Exercise directions. For the entries that follow, tally the lines holding the string "background". Give the total and nothing else.

### Data section ###

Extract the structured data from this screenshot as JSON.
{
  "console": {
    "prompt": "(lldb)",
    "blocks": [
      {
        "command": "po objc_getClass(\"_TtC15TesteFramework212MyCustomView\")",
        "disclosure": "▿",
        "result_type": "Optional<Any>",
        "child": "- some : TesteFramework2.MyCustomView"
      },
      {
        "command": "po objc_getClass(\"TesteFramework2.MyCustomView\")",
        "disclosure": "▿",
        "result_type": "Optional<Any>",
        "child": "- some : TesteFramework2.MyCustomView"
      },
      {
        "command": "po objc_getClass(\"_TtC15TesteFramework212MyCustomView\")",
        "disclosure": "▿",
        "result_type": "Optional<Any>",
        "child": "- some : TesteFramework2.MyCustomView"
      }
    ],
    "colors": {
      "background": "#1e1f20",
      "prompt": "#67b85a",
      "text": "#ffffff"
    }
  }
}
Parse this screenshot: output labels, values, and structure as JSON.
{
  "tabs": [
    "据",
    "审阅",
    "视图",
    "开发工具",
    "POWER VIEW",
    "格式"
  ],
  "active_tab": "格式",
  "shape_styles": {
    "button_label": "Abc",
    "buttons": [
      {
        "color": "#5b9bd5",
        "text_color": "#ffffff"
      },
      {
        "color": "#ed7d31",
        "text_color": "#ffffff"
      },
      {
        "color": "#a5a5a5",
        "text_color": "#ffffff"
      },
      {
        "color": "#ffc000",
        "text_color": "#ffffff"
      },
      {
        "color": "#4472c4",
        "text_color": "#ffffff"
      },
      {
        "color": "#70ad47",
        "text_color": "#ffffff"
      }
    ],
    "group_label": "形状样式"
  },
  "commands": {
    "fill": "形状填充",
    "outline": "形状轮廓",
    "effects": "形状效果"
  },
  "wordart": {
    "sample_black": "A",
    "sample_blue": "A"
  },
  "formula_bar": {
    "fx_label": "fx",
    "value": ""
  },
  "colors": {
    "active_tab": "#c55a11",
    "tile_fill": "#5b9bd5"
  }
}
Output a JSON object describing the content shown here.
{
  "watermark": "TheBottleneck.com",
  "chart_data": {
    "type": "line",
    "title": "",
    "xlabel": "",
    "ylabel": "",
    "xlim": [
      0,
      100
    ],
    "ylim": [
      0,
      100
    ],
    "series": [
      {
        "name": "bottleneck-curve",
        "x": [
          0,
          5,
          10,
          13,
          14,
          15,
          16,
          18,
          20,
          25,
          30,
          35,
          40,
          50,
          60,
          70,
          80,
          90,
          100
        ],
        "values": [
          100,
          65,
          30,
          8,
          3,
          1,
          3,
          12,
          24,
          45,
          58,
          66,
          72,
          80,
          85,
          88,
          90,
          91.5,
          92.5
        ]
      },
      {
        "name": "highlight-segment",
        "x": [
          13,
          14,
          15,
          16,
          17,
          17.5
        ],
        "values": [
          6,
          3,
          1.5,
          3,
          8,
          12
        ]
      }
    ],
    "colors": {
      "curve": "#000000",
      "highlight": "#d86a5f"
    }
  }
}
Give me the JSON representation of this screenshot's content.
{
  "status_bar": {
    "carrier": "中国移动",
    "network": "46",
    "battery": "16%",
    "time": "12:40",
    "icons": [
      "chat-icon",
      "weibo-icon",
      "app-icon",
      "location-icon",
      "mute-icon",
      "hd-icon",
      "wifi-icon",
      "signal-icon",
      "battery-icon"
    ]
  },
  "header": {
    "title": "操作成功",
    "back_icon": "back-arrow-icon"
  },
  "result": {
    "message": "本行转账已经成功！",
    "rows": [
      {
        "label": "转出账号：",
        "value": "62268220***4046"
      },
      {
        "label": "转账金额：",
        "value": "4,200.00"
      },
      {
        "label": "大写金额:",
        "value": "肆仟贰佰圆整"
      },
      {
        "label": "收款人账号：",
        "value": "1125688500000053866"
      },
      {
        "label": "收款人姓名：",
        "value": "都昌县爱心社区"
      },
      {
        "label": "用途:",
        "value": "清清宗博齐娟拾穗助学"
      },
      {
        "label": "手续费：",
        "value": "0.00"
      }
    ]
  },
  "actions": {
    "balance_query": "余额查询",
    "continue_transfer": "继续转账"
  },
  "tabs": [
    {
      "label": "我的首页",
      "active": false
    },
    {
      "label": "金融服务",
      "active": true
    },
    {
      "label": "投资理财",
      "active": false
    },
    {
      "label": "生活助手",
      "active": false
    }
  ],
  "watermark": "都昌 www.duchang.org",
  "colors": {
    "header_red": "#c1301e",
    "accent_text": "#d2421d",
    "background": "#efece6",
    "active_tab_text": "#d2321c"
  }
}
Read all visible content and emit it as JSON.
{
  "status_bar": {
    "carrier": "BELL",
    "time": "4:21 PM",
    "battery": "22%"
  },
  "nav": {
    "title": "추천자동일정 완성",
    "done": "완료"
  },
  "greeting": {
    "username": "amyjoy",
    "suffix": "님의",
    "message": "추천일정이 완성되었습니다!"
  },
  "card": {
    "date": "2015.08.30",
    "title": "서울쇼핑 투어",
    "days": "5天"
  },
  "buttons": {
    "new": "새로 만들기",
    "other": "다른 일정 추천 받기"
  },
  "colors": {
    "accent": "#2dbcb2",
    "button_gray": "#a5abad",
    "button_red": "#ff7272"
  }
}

###

Solution to this task. 2